◆ **Problem to work on**
Set each entry down verbatim, omitting images.
### Provided entries ###
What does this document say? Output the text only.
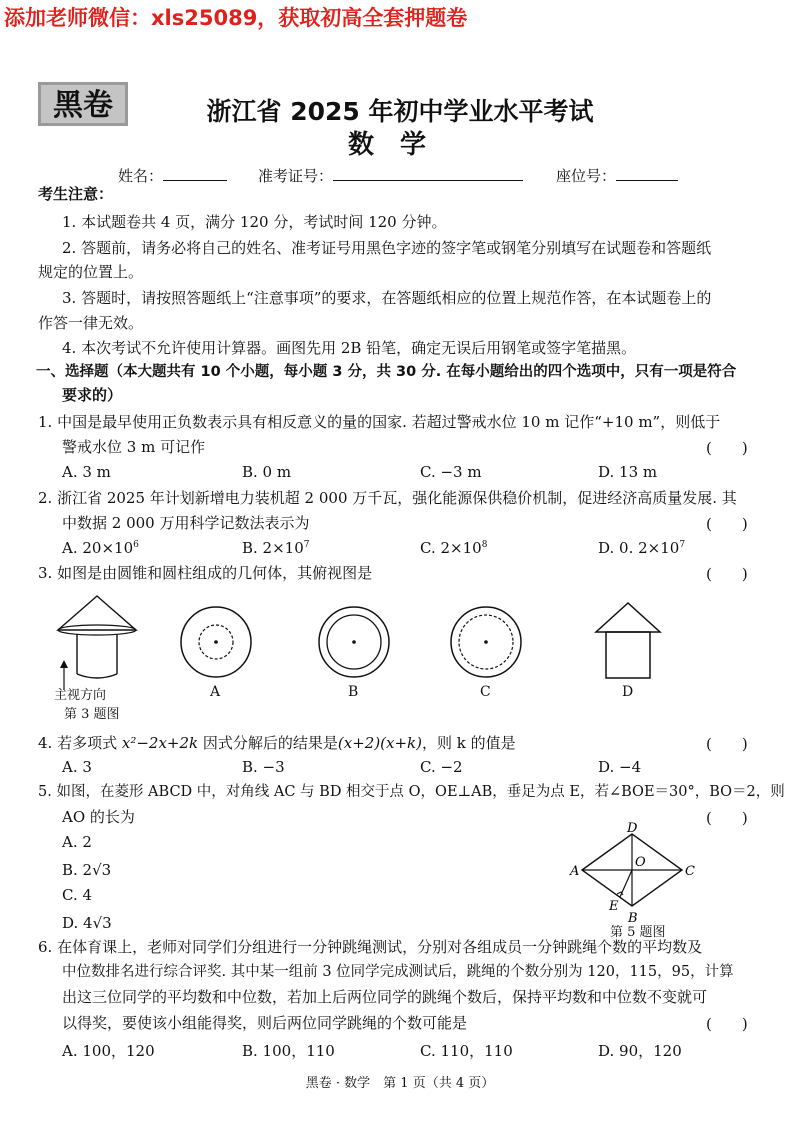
添加老师微信：xls25089，获取初高全套押题卷
黑卷	浙江省 2025 年初中学业水平考试
数学
姓名：	准考证号：	座位号：
考生注意：
1. 本试题卷共 4 页，满分 120 分，考试时间 120 分钟。
2. 答题前，请务必将自己的姓名、准考证号用黑色字迹的签字笔或钢笔分别填写在试题卷和答题纸
规定的位置上。
3. 答题时，请按照答题纸上“注意事项”的要求，在答题纸相应的位置上规范作答，在本试题卷上的
作答一律无效。
4. 本次考试不允许使用计算器。画图先用 2B 铅笔，确定无误后用钢笔或签字笔描黑。
一、选择题（本大题共有 10 个小题，每小题 3 分，共 30 分. 在每小题给出的四个选项中，只有一项是符合
要求的）
1. 中国是最早使用正负数表示具有相反意义的量的国家. 若超过警戒水位 10 m 记作“+10 m”，则低于
警戒水位 3 m 可记作	(　　)
A. 3 m	B. 0 m	C. −3 m	D. 13 m
2. 浙江省 2025 年计划新增电力装机超 2 000 万千瓦，强化能源保供稳价机制，促进经济高质量发展. 其
中数据 2 000 万用科学记数法表示为	(　　)
A. $20\times 10^6$	B. $2\times 10^7$	C. $2\times 10^8$	D. 0. $2\times 10^7$
3. 如图是由圆锥和圆柱组成的几何体，其俯视图是	(　　)
主视方向
第 3 题图
A	B	C	D
4. 若多项式 x²−2x+2k 因式分解后的结果是(x+2)(x+k)，则 k 的值是	(　　)
A. 3	B. −3	C. −2	D. −4
5. 如图，在菱形 ABCD 中，对角线 AC 与 BD 相交于点 O，OE⊥AB，垂足为点 E，若∠BOE＝30°，BO＝2，则
AO 的长为	(　　)
A. 2
B. 2√3
C. 4
D. 4√3
A
B
C
D
O
E
第 5 题图
6. 在体育课上，老师对同学们分组进行一分钟跳绳测试，分别对各组成员一分钟跳绳个数的平均数及
中位数排名进行综合评奖. 其中某一组前 3 位同学完成测试后，跳绳的个数分别为 120，115，95，计算
出这三位同学的平均数和中位数，若加上后两位同学的跳绳个数后，保持平均数和中位数不变就可
以得奖，要使该小组能得奖，则后两位同学跳绳的个数可能是	(　　)
A. 100，120	B. 100，110	C. 110，110	D. 90，120
黑卷 · 数学　第 1 页（共 4 页）
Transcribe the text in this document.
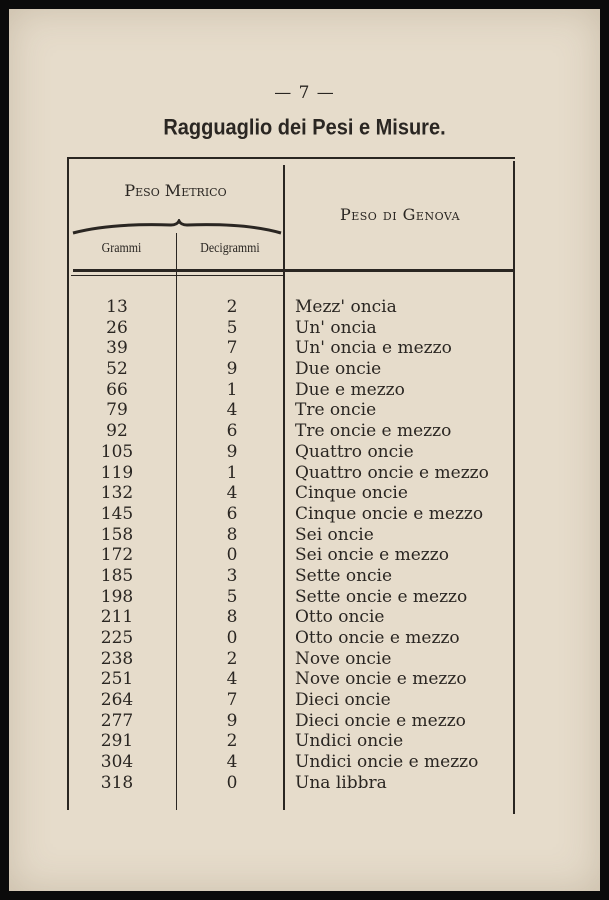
— 7 —
Ragguaglio dei Pesi e Misure.
Peso Metrico
Grammi	Decigrammi
Peso di Genova
13	2	Mezz' oncia
26	5	Un' oncia
39	7	Un' oncia e mezzo
52	9	Due oncie
66	1	Due e mezzo
79	4	Tre oncie
92	6	Tre oncie e mezzo
105	9	Quattro oncie
119	1	Quattro oncie e mezzo
132	4	Cinque oncie
145	6	Cinque oncie e mezzo
158	8	Sei oncie
172	0	Sei oncie e mezzo
185	3	Sette oncie
198	5	Sette oncie e mezzo
211	8	Otto oncie
225	0	Otto oncie e mezzo
238	2	Nove oncie
251	4	Nove oncie e mezzo
264	7	Dieci oncie
277	9	Dieci oncie e mezzo
291	2	Undici oncie
304	4	Undici oncie e mezzo
318	0	Una libbra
###
◆ **Problem solution**
What does this document say? Output the text only.
添加老师微信：xls25089，获取初高全套押题卷
黑卷	浙江省 2025 年初中学业水平考试
数学
姓名：	准考证号：	座位号：
考生注意：
1. 本试题卷共 4 页，满分 120 分，考试时间 120 分钟。
2. 答题前，请务必将自己的姓名、准考证号用黑色字迹的签字笔或钢笔分别填写在试题卷和答题纸
规定的位置上。
3. 答题时，请按照答题纸上“注意事项”的要求，在答题纸相应的位置上规范作答，在本试题卷上的
作答一律无效。
4. 本次考试不允许使用计算器。画图先用 2B 铅笔，确定无误后用钢笔或签字笔描黑。
一、选择题（本大题共有 10 个小题，每小题 3 分，共 30 分. 在每小题给出的四个选项中，只有一项是符合
要求的）
1. 中国是最早使用正负数表示具有相反意义的量的国家. 若超过警戒水位 10 m 记作“+10 m”，则低于
警戒水位 3 m 可记作	(　　)
A. 3 m	B. 0 m	C. −3 m	D. 13 m
2. 浙江省 2025 年计划新增电力装机超 2 000 万千瓦，强化能源保供稳价机制，促进经济高质量发展. 其
中数据 2 000 万用科学记数法表示为	(　　)
A. $20\times 10^6$	B. $2\times 10^7$	C. $2\times 10^8$	D. 0. $2\times 10^7$
3. 如图是由圆锥和圆柱组成的几何体，其俯视图是	(　　)
主视方向
第 3 题图
A	B	C	D
4. 若多项式 x²−2x+2k 因式分解后的结果是(x+2)(x+k)，则 k 的值是	(　　)
A. 3	B. −3	C. −2	D. −4
5. 如图，在菱形 ABCD 中，对角线 AC 与 BD 相交于点 O，OE⊥AB，垂足为点 E，若∠BOE＝30°，BO＝2，则
AO 的长为	(　　)
A. 2
B. 2√3
C. 4
D. 4√3
A
B
C
D
O
E
第 5 题图
6. 在体育课上，老师对同学们分组进行一分钟跳绳测试，分别对各组成员一分钟跳绳个数的平均数及
中位数排名进行综合评奖. 其中某一组前 3 位同学完成测试后，跳绳的个数分别为 120，115，95，计算
出这三位同学的平均数和中位数，若加上后两位同学的跳绳个数后，保持平均数和中位数不变就可
以得奖，要使该小组能得奖，则后两位同学跳绳的个数可能是	(　　)
A. 100，120	B. 100，110	C. 110，110	D. 90，120
黑卷 · 数学　第 1 页（共 4 页）
Transcribe the text in this document.
— 7 —
Ragguaglio dei Pesi e Misure.
Peso Metrico
Grammi	Decigrammi
Peso di Genova
13	2	Mezz' oncia
26	5	Un' oncia
39	7	Un' oncia e mezzo
52	9	Due oncie
66	1	Due e mezzo
79	4	Tre oncie
92	6	Tre oncie e mezzo
105	9	Quattro oncie
119	1	Quattro oncie e mezzo
132	4	Cinque oncie
145	6	Cinque oncie e mezzo
158	8	Sei oncie
172	0	Sei oncie e mezzo
185	3	Sette oncie
198	5	Sette oncie e mezzo
211	8	Otto oncie
225	0	Otto oncie e mezzo
238	2	Nove oncie
251	4	Nove oncie e mezzo
264	7	Dieci oncie
277	9	Dieci oncie e mezzo
291	2	Undici oncie
304	4	Undici oncie e mezzo
318	0	Una libbra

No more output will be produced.